## INSTRUCTIES BIJ OPDRACHT
Geef alle regels van het materiaal hieronder weer als een JSON-lijst van strings, met één string per regel en zonder lege regels. Laat de afbeeldingen alsjeblieft weg uit je antwoord.

Opgeslagen gegevensinvoer:

━━━━━━━━

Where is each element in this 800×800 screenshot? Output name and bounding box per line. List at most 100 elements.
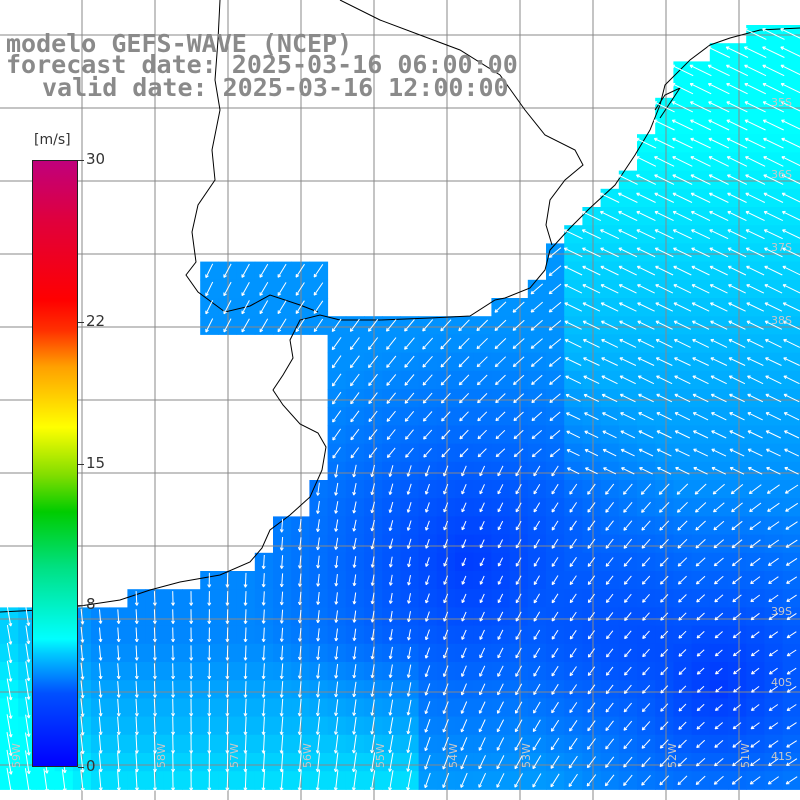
- wind-arrow: [605, 756, 615, 768]
- wind-arrow: [352, 501, 357, 514]
- wind-arrow: [334, 699, 339, 716]
- wind-arrow: [404, 410, 415, 422]
- wind-arrow: [443, 539, 449, 549]
- wind-arrow: [729, 448, 745, 457]
- wind-arrow: [605, 593, 614, 603]
- wind-arrow: [548, 338, 562, 349]
- wind-arrow: [599, 210, 620, 222]
- wind-arrow: [134, 681, 139, 698]
- wind-arrow: [638, 448, 654, 457]
- wind-arrow: [261, 770, 266, 791]
- wind-arrow: [333, 716, 339, 735]
- longitude-label: 55W: [374, 743, 387, 768]
- wind-arrow: [496, 755, 505, 770]
- wind-arrow: [98, 609, 103, 624]
- wind-arrow: [569, 720, 578, 732]
- wind-arrow: [515, 683, 523, 696]
- wind-arrow: [297, 752, 302, 773]
- wind-arrow: [497, 484, 504, 495]
- wind-arrow: [171, 591, 175, 606]
- wind-arrow: [603, 467, 617, 475]
- wind-arrow: [424, 483, 430, 495]
- wind-arrow: [424, 772, 431, 789]
- wind-arrow: [750, 612, 760, 621]
- wind-arrow: [461, 665, 467, 677]
- wind-arrow: [786, 667, 797, 675]
- wind-arrow: [422, 319, 434, 332]
- wind-arrow: [654, 192, 675, 203]
- colorbar-tick-mark: [78, 767, 84, 768]
- wind-arrow: [564, 357, 582, 366]
- wind-arrow: [388, 592, 393, 604]
- wind-arrow: [386, 355, 397, 368]
- wind-arrow: [678, 612, 687, 621]
- wind-arrow: [116, 645, 121, 661]
- wind-arrow: [259, 282, 269, 296]
- wind-arrow: [513, 448, 524, 458]
- wind-arrow: [780, 64, 800, 76]
- wind-arrow: [479, 629, 485, 640]
- wind-arrow: [750, 649, 760, 657]
- wind-arrow: [532, 773, 542, 788]
- wind-arrow: [710, 357, 728, 366]
- wind-arrow: [442, 683, 449, 696]
- wind-arrow: [43, 768, 49, 793]
- wind-arrow: [623, 702, 632, 713]
- wind-arrow: [750, 722, 760, 730]
- wind-arrow: [352, 537, 357, 550]
- wind-arrow: [637, 320, 655, 330]
- wind-arrow: [690, 156, 711, 167]
- wind-arrow: [763, 137, 784, 149]
- wind-arrow: [655, 320, 673, 330]
- wind-arrow: [764, 302, 783, 312]
- wind-arrow: [241, 281, 250, 297]
- wind-arrow: [207, 572, 212, 588]
- wind-arrow: [599, 192, 620, 203]
- wind-arrow: [587, 612, 596, 622]
- wind-arrow: [636, 192, 656, 203]
- wind-arrow: [693, 448, 709, 457]
- wind-arrow: [660, 667, 669, 676]
- wind-arrow: [152, 591, 157, 606]
- wind-arrow: [405, 447, 414, 458]
- wind-arrow: [189, 645, 194, 661]
- wind-arrow: [659, 739, 669, 749]
- wind-arrow: [6, 768, 13, 793]
- wind-arrow: [726, 83, 748, 95]
- wind-arrow: [676, 501, 688, 513]
- wind-arrow: [440, 356, 452, 368]
- wind-arrow: [442, 737, 449, 751]
- wind-arrow: [334, 537, 339, 550]
- wind-arrow: [587, 557, 596, 567]
- wind-arrow: [531, 430, 543, 440]
- wind-arrow: [442, 665, 449, 677]
- wind-arrow: [515, 557, 522, 567]
- wind-arrow: [606, 630, 614, 640]
- wind-arrow: [581, 229, 601, 240]
- wind-arrow: [189, 663, 194, 680]
- wind-arrow: [783, 375, 800, 385]
- wind-arrow: [563, 247, 583, 258]
- wind-arrow: [713, 520, 725, 531]
- wind-arrow: [316, 610, 321, 624]
- wind-arrow: [6, 642, 13, 664]
- wind-arrow: [569, 648, 577, 658]
- colorbar-tick-mark: [78, 605, 84, 607]
- wind-arrow: [207, 716, 212, 735]
- wind-arrow: [350, 392, 360, 405]
- wind-arrow: [25, 679, 31, 700]
- wind-arrow: [565, 412, 581, 421]
- wind-arrow: [134, 716, 139, 735]
- wind-arrow: [550, 773, 560, 788]
- wind-arrow: [316, 573, 321, 587]
- wind-arrow: [781, 137, 800, 148]
- wind-arrow: [708, 174, 729, 185]
- wind-arrow: [352, 464, 357, 478]
- wind-arrow: [25, 696, 31, 719]
- wind-arrow: [605, 666, 614, 676]
- wind-arrow: [61, 769, 67, 792]
- wind-arrow: [727, 192, 747, 203]
- wind-arrow: [727, 247, 747, 258]
- wind-arrow: [548, 265, 562, 277]
- wind-arrow: [600, 320, 619, 330]
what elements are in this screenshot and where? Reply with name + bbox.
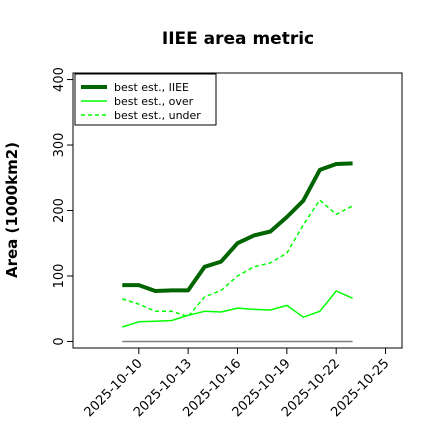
legend: best est., IIEE best est., over best est… bbox=[74, 73, 217, 126]
y-tick-label-1: 100 bbox=[52, 264, 67, 289]
series-layer bbox=[122, 161, 353, 343]
x-axis: 2025-10-102025-10-132025-10-162025-10-19… bbox=[82, 348, 392, 420]
series-line-over bbox=[122, 290, 353, 328]
legend-label-iiee: best est., IIEE bbox=[114, 81, 189, 94]
series-line-under bbox=[122, 199, 353, 318]
y-tick-label-0: 0 bbox=[52, 337, 67, 345]
y-tick-label-3: 300 bbox=[52, 133, 67, 158]
legend-label-under: best est., under bbox=[114, 109, 201, 122]
series-line-iiee bbox=[122, 161, 353, 293]
y-axis-label: Area (1000km2) bbox=[3, 142, 21, 278]
y-tick-label-4: 400 bbox=[52, 67, 67, 92]
y-tick-label-2: 200 bbox=[52, 198, 67, 223]
legend-label-over: best est., over bbox=[114, 95, 194, 108]
legend-box bbox=[74, 73, 217, 126]
chart-title: IIEE area metric bbox=[162, 29, 314, 49]
y-axis: 0 100 200 300 400 bbox=[52, 67, 73, 346]
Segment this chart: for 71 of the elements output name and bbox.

━━━━━━━━

## RESULTAAT VAN OPDRACHT
[
  "Where is each element in this 800×800 screenshot? Output name and bounding box per line. List at most 100 elements.",
  "- wind-arrow: [605, 756, 615, 768]",
  "- wind-arrow: [352, 501, 357, 514]",
  "- wind-arrow: [334, 699, 339, 716]",
  "- wind-arrow: [404, 410, 415, 422]",
  "- wind-arrow: [443, 539, 449, 549]",
  "- wind-arrow: [729, 448, 745, 457]",
  "- wind-arrow: [605, 593, 614, 603]",
  "- wind-arrow: [548, 338, 562, 349]",
  "- wind-arrow: [599, 210, 620, 222]",
  "- wind-arrow: [134, 681, 139, 698]",
  "- wind-arrow: [638, 448, 654, 457]",
  "- wind-arrow: [261, 770, 266, 791]",
  "- wind-arrow: [333, 716, 339, 735]",
  "- longitude-label: 55W: [374, 743, 387, 768]",
  "- wind-arrow: [496, 755, 505, 770]",
  "- wind-arrow: [98, 609, 103, 624]",
  "- wind-arrow: [569, 720, 578, 732]",
  "- wind-arrow: [515, 683, 523, 696]",
  "- wind-arrow: [297, 752, 302, 773]",
  "- wind-arrow: [497, 484, 504, 495]",
  "- wind-arrow: [171, 591, 175, 606]",
  "- wind-arrow: [603, 467, 617, 475]",
  "- wind-arrow: [424, 483, 430, 495]",
  "- wind-arrow: [424, 772, 431, 789]",
  "- wind-arrow: [750, 612, 760, 621]",
  "- wind-arrow: [461, 665, 467, 677]",
  "- wind-arrow: [786, 667, 797, 675]",
  "- wind-arrow: [422, 319, 434, 332]",
  "- wind-arrow: [654, 192, 675, 203]",
  "- colorbar-tick-mark: [78, 767, 84, 768]",
  "- wind-arrow: [564, 357, 582, 366]",
  "- wind-arrow: [388, 592, 393, 604]",
  "- wind-arrow: [386, 355, 397, 368]",
  "- wind-arrow: [678, 612, 687, 621]",
  "- wind-arrow: [116, 645, 121, 661]",
  "- wind-arrow: [259, 282, 269, 296]",
  "- wind-arrow: [513, 448, 524, 458]",
  "- wind-arrow: [780, 64, 800, 76]",
  "- wind-arrow: [479, 629, 485, 640]",
  "- wind-arrow: [750, 649, 760, 657]",
  "- wind-arrow: [532, 773, 542, 788]",
  "- wind-arrow: [710, 357, 728, 366]",
  "- wind-arrow: [442, 683, 449, 696]",
  "- wind-arrow: [43, 768, 49, 793]",
  "- wind-arrow: [623, 702, 632, 713]",
  "- wind-arrow: [750, 722, 760, 730]",
  "- wind-arrow: [352, 537, 357, 550]",
  "- wind-arrow: [637, 320, 655, 330]",
  "- wind-arrow: [690, 156, 711, 167]",
  "- wind-arrow: [763, 137, 784, 149]",
  "- wind-arrow: [655, 320, 673, 330]",
  "- wind-arrow: [764, 302, 783, 312]",
  "- wind-arrow: [241, 281, 250, 297]",
  "- wind-arrow: [207, 572, 212, 588]",
  "- wind-arrow: [599, 192, 620, 203]",
  "- wind-arrow: [587, 612, 596, 622]",
  "- wind-arrow: [636, 192, 656, 203]",
  "- wind-arrow: [693, 448, 709, 457]",
  "- wind-arrow: [660, 667, 669, 676]",
  "- wind-arrow: [152, 591, 157, 606]",
  "- wind-arrow: [405, 447, 414, 458]",
  "- wind-arrow: [189, 645, 194, 661]",
  "- wind-arrow: [659, 739, 669, 749]",
  "- wind-arrow: [6, 768, 13, 793]",
  "- wind-arrow: [726, 83, 748, 95]",
  "- wind-arrow: [676, 501, 688, 513]",
  "- wind-arrow: [440, 356, 452, 368]",
  "- wind-arrow: [442, 737, 449, 751]",
  "- wind-arrow: [334, 537, 339, 550]",
  "- wind-arrow: [587, 557, 596, 567]",
  "- wind-arrow: [531, 430, 543, 440]",
  "- wind-arrow: [442, 665, 449, 677]",
  "- wind-arrow: [515, 557, 522, 567]",
  "- wind-arrow: [606, 630, 614, 640]",
  "- wind-arrow: [581, 229, 601, 240]",
  "- wind-arrow: [189, 663, 194, 680]",
  "- wind-arrow: [783, 375, 800, 385]",
  "- wind-arrow: [563, 247, 583, 258]",
  "- wind-arrow: [713, 520, 725, 531]",
  "- wind-arrow: [316, 610, 321, 624]",
  "- wind-arrow: [6, 642, 13, 664]",
  "- wind-arrow: [569, 648, 577, 658]",
  "- colorbar-tick-mark: [78, 605, 84, 607]",
  "- wind-arrow: [207, 716, 212, 735]",
  "- wind-arrow: [350, 392, 360, 405]",
  "- wind-arrow: [25, 679, 31, 700]",
  "- wind-arrow: [565, 412, 581, 421]",
  "- wind-arrow: [134, 716, 139, 735]",
  "- wind-arrow: [550, 773, 560, 788]",
  "- wind-arrow: [316, 573, 321, 587]",
  "- wind-arrow: [781, 137, 800, 148]",
  "- wind-arrow: [708, 174, 729, 185]",
  "- wind-arrow: [352, 464, 357, 478]",
  "- wind-arrow: [25, 696, 31, 719]",
  "- wind-arrow: [605, 666, 614, 676]",
  "- wind-arrow: [61, 769, 67, 792]",
  "- wind-arrow: [727, 192, 747, 203]",
  "- wind-arrow: [727, 247, 747, 258]",
  "- wind-arrow: [548, 265, 562, 277]",
  "- wind-arrow: [600, 320, 619, 330]",
  "what elements are in this screenshot and where? Reply with name + bbox.",
  "legend: best est., IIEE best est., over best est… bbox=[74, 73, 217, 126]",
  "y-tick-label-1: 100 bbox=[52, 264, 67, 289]",
  "series-layer bbox=[122, 161, 353, 343]",
  "x-axis: 2025-10-102025-10-132025-10-162025-10-19… bbox=[82, 348, 392, 420]",
  "series-line-over bbox=[122, 290, 353, 328]",
  "legend-label-iiee: best est., IIEE bbox=[114, 81, 189, 94]",
  "series-line-under bbox=[122, 199, 353, 318]",
  "y-tick-label-0: 0 bbox=[52, 337, 67, 345]",
  "y-tick-label-3: 300 bbox=[52, 133, 67, 158]",
  "legend-label-under: best est., under bbox=[114, 109, 201, 122]",
  "series-line-iiee bbox=[122, 161, 353, 293]",
  "y-axis-label: Area (1000km2) bbox=[3, 142, 21, 278]",
  "y-tick-label-4: 400 bbox=[52, 67, 67, 92]",
  "y-tick-label-2: 200 bbox=[52, 198, 67, 223]",
  "legend-label-over: best est., over bbox=[114, 95, 194, 108]",
  "legend-box bbox=[74, 73, 217, 126]",
  "chart-title: IIEE area metric bbox=[162, 29, 314, 49]",
  "y-axis: 0 100 200 300 400 bbox=[52, 67, 73, 346]",
  "Segment this chart: for 71 of the elements output name and bbox."
]